WRITTEN TASK: Count the lines in the entries below that include the word "Rain". Give nothing but the number.

BEGIN DATASET ROWS

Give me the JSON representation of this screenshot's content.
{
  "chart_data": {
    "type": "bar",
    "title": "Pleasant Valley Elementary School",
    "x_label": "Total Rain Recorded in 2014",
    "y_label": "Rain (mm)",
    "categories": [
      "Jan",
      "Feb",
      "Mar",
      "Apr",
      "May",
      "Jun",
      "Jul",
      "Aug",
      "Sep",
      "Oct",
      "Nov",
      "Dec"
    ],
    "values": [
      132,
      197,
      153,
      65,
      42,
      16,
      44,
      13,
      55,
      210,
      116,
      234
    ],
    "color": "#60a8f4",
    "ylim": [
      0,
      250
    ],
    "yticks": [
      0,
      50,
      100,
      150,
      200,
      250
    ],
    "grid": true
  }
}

END DATASET ROWS

ANSWER BELOW: 2